*EXERCISE*
Leaving the pictures aside, transcribe every line below exactly.

(Collected data)
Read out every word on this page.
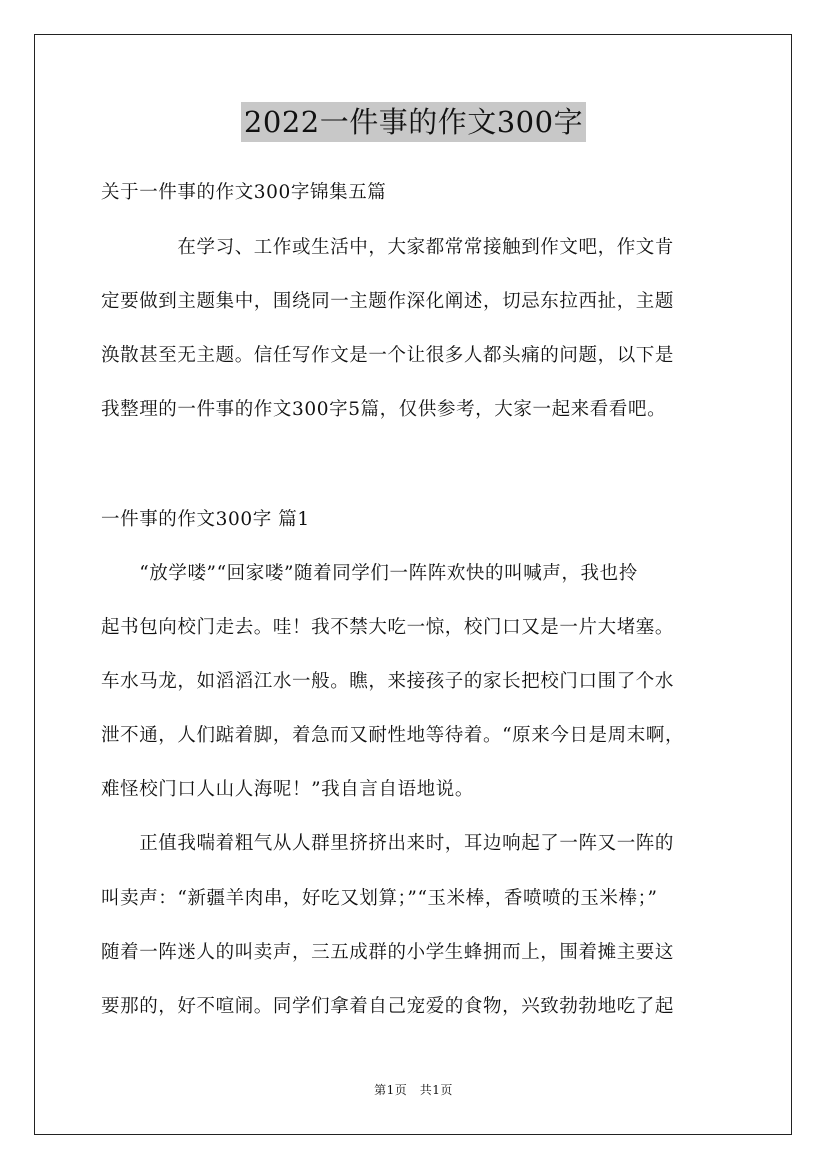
2022一件事的作文300字
关于一件事的作文300字锦集五篇
　　　　在学习、工作或生活中，大家都常常接触到作文吧，作文肯
定要做到主题集中，围绕同一主题作深化阐述，切忌东拉西扯，主题
涣散甚至无主题。信任写作文是一个让很多人都头痛的问题，以下是
我整理的一件事的作文300字5篇，仅供参考，大家一起来看看吧。
一件事的作文300字 篇1
　　“放学喽”“回家喽”随着同学们一阵阵欢快的叫喊声，我也拎
起书包向校门走去。哇！我不禁大吃一惊，校门口又是一片大堵塞。
车水马龙，如滔滔江水一般。瞧，来接孩子的家长把校门口围了个水
泄不通，人们踮着脚，着急而又耐性地等待着。“原来今日是周末啊，
难怪校门口人山人海呢！”我自言自语地说。
　　正值我喘着粗气从人群里挤挤出来时，耳边响起了一阵又一阵的
叫卖声：“新疆羊肉串，好吃又划算；”“玉米棒，香喷喷的玉米棒；”
随着一阵迷人的叫卖声，三五成群的小学生蜂拥而上，围着摊主要这
要那的，好不喧闹。同学们拿着自己宠爱的食物，兴致勃勃地吃了起
第1页　共1页
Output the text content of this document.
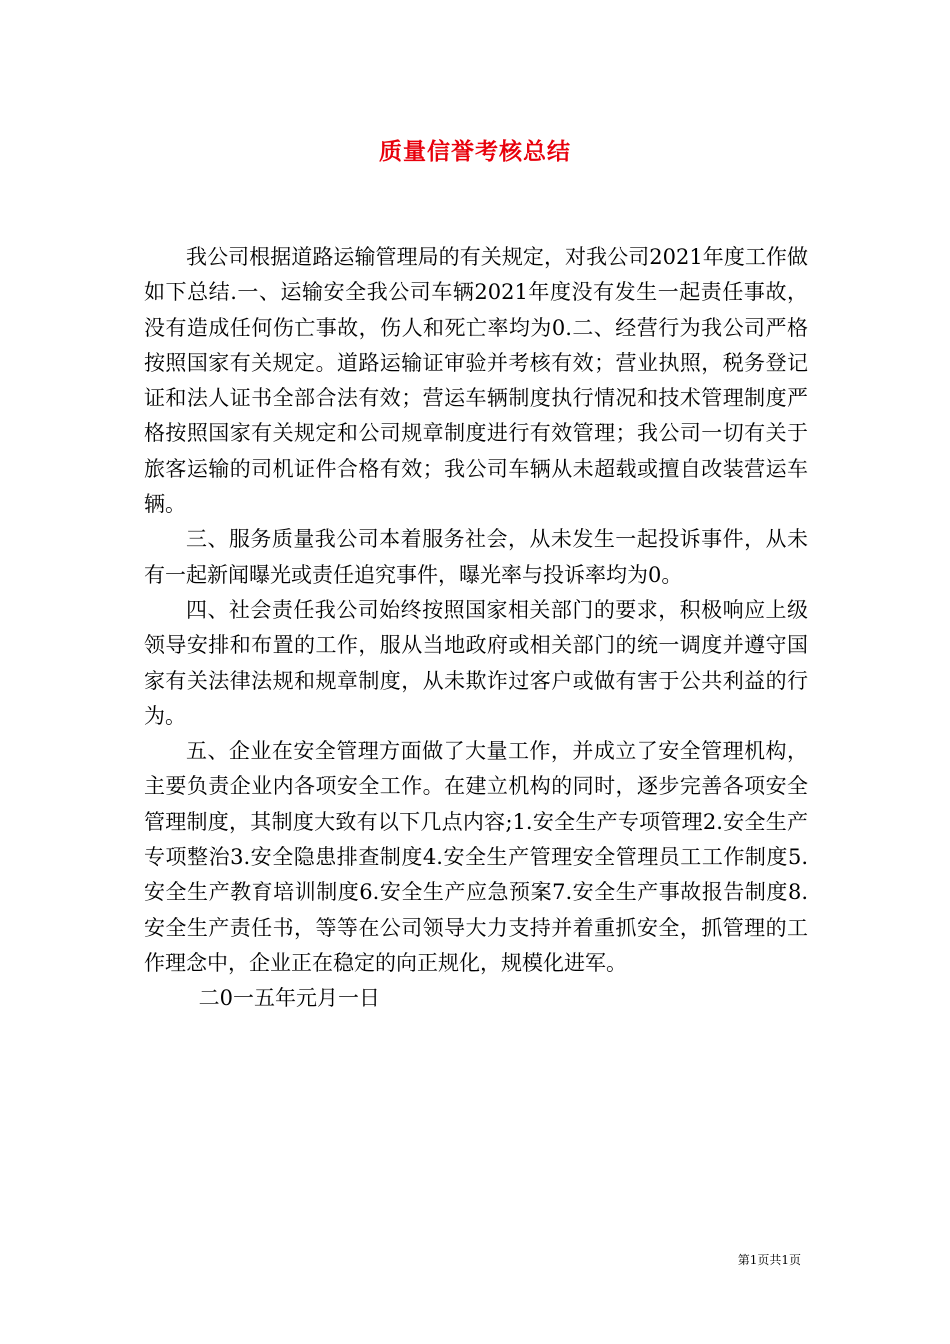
质量信誉考核总结

我公司根据道路运输管理局的有关规定，对我公司2021年度工作做如下总结.一、运输安全我公司车辆2021年度没有发生一起责任事故，没有造成任何伤亡事故，伤人和死亡率均为0.二、经营行为我公司严格按照国家有关规定。道路运输证审验并考核有效；营业执照，税务登记证和法人证书全部合法有效；营运车辆制度执行情况和技术管理制度严格按照国家有关规定和公司规章制度进行有效管理；我公司一切有关于旅客运输的司机证件合格有效；我公司车辆从未超载或擅自改装营运车辆。

三、服务质量我公司本着服务社会，从未发生一起投诉事件，从未有一起新闻曝光或责任追究事件，曝光率与投诉率均为0。

四、社会责任我公司始终按照国家相关部门的要求，积极响应上级领导安排和布置的工作，服从当地政府或相关部门的统一调度并遵守国家有关法律法规和规章制度，从未欺诈过客户或做有害于公共利益的行为。

五、企业在安全管理方面做了大量工作，并成立了安全管理机构，主要负责企业内各项安全工作。在建立机构的同时，逐步完善各项安全管理制度，其制度大致有以下几点内容;1.安全生产专项管理2.安全生产专项整治3.安全隐患排查制度4.安全生产管理安全管理员工工作制度5.安全生产教育培训制度6.安全生产应急预案7.安全生产事故报告制度8.安全生产责任书，等等在公司领导大力支持并着重抓安全，抓管理的工作理念中，企业正在稳定的向正规化，规模化进军。

二0一五年元月一日

第1页共1页
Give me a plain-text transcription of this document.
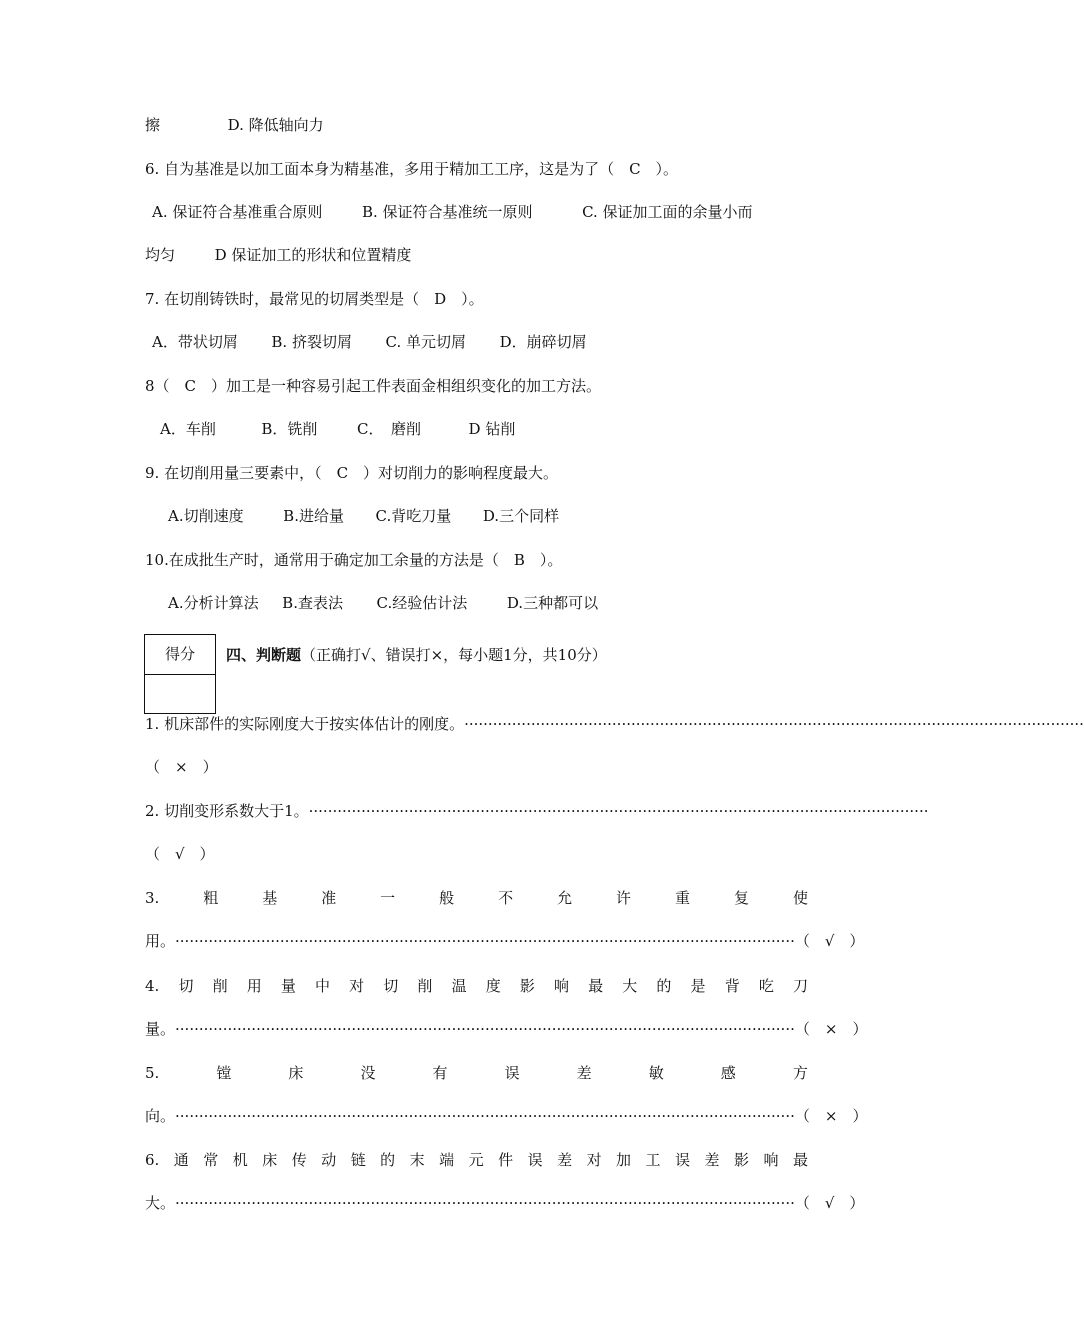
擦	D. 降低轴向力
6. 自为基准是以加工面本身为精基准，多用于精加工工序，这是为了（　C　）。
A. 保证符合基准重合原则	B. 保证符合基准统一原则	C. 保证加工面的余量小而
均匀	D 保证加工的形状和位置精度
7. 在切削铸铁时，最常见的切屑类型是（　D　）。
A．带状切屑 B. 挤裂切屑 C. 单元切屑 D．崩碎切屑
8（　C　）加工是一种容易引起工件表面金相组织变化的加工方法。
A．车削	B．铣削	C．　磨削	D 钻削
9. 在切削用量三要素中，（　C　）对切削力的影响程度最大。
A.切削速度	B.进给量 C.背吃刀量 D.三个同样
10.在成批生产时，通常用于确定加工余量的方法是（　B　）。
A.分析计算法 B.查表法 C.经验估计法	D.三种都可以
得分	四、判断题（正确打√、错误打×，每小题1分，共10分）
1. 机床部件的实际刚度大于按实体估计的刚度。 ··································································································································
（　×　）
2. 切削变形系数大于1。 ··································································································································
（　√　）
3.	粗	基	准	一	般	不	允	许	重	复	使
用。 ·································································································································· （　√　）
4. 切 削 用 量 中 对 切 削 温 度 影 响 最 大 的 是 背 吃 刀
量。 ·································································································································· （　×　）
5.	镗	床	没	有	误	差	敏	感	方
向。 ·································································································································· （　×　）
6. 通 常 机 床 传 动 链 的 末 端 元 件 误 差 对 加 工 误 差 影 响 最
大。 ·································································································································· （　√　）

*FINISHED EXERCISE*
Read out every word on this page.
2022一件事的作文300字
关于一件事的作文300字锦集五篇
　　　　在学习、工作或生活中，大家都常常接触到作文吧，作文肯
定要做到主题集中，围绕同一主题作深化阐述，切忌东拉西扯，主题
涣散甚至无主题。信任写作文是一个让很多人都头痛的问题，以下是
我整理的一件事的作文300字5篇，仅供参考，大家一起来看看吧。
一件事的作文300字 篇1
　　“放学喽”“回家喽”随着同学们一阵阵欢快的叫喊声，我也拎
起书包向校门走去。哇！我不禁大吃一惊，校门口又是一片大堵塞。
车水马龙，如滔滔江水一般。瞧，来接孩子的家长把校门口围了个水
泄不通，人们踮着脚，着急而又耐性地等待着。“原来今日是周末啊，
难怪校门口人山人海呢！”我自言自语地说。
　　正值我喘着粗气从人群里挤挤出来时，耳边响起了一阵又一阵的
叫卖声：“新疆羊肉串，好吃又划算；”“玉米棒，香喷喷的玉米棒；”
随着一阵迷人的叫卖声，三五成群的小学生蜂拥而上，围着摊主要这
要那的，好不喧闹。同学们拿着自己宠爱的食物，兴致勃勃地吃了起
第1页　共1页
Output the text content of this document.
质量信誉考核总结

我公司根据道路运输管理局的有关规定，对我公司2021年度工作做如下总结.一、运输安全我公司车辆2021年度没有发生一起责任事故，没有造成任何伤亡事故，伤人和死亡率均为0.二、经营行为我公司严格按照国家有关规定。道路运输证审验并考核有效；营业执照，税务登记证和法人证书全部合法有效；营运车辆制度执行情况和技术管理制度严格按照国家有关规定和公司规章制度进行有效管理；我公司一切有关于旅客运输的司机证件合格有效；我公司车辆从未超载或擅自改装营运车辆。

三、服务质量我公司本着服务社会，从未发生一起投诉事件，从未有一起新闻曝光或责任追究事件，曝光率与投诉率均为0。

四、社会责任我公司始终按照国家相关部门的要求，积极响应上级领导安排和布置的工作，服从当地政府或相关部门的统一调度并遵守国家有关法律法规和规章制度，从未欺诈过客户或做有害于公共利益的行为。

五、企业在安全管理方面做了大量工作，并成立了安全管理机构，主要负责企业内各项安全工作。在建立机构的同时，逐步完善各项安全管理制度，其制度大致有以下几点内容;1.安全生产专项管理2.安全生产专项整治3.安全隐患排查制度4.安全生产管理安全管理员工工作制度5.安全生产教育培训制度6.安全生产应急预案7.安全生产事故报告制度8.安全生产责任书，等等在公司领导大力支持并着重抓安全，抓管理的工作理念中，企业正在稳定的向正规化，规模化进军。

二0一五年元月一日

第1页共1页
Give me a plain-text transcription of this document.
擦	D. 降低轴向力
6. 自为基准是以加工面本身为精基准，多用于精加工工序，这是为了（　C　）。
A. 保证符合基准重合原则	B. 保证符合基准统一原则	C. 保证加工面的余量小而
均匀	D 保证加工的形状和位置精度
7. 在切削铸铁时，最常见的切屑类型是（　D　）。
A．带状切屑 B. 挤裂切屑 C. 单元切屑 D．崩碎切屑
8（　C　）加工是一种容易引起工件表面金相组织变化的加工方法。
A．车削	B．铣削	C．　磨削	D 钻削
9. 在切削用量三要素中，（　C　）对切削力的影响程度最大。
A.切削速度	B.进给量 C.背吃刀量 D.三个同样
10.在成批生产时，通常用于确定加工余量的方法是（　B　）。
A.分析计算法 B.查表法 C.经验估计法	D.三种都可以
得分	四、判断题（正确打√、错误打×，每小题1分，共10分）
1. 机床部件的实际刚度大于按实体估计的刚度。 ··································································································································
（　×　）
2. 切削变形系数大于1。 ··································································································································
（　√　）
3.	粗	基	准	一	般	不	允	许	重	复	使
用。 ·································································································································· （　√　）
4. 切 削 用 量 中 对 切 削 温 度 影 响 最 大 的 是 背 吃 刀
量。 ·································································································································· （　×　）
5.	镗	床	没	有	误	差	敏	感	方
向。 ·································································································································· （　×　）
6. 通 常 机 床 传 动 链 的 末 端 元 件 误 差 对 加 工 误 差 影 响 最
大。 ·································································································································· （　√　）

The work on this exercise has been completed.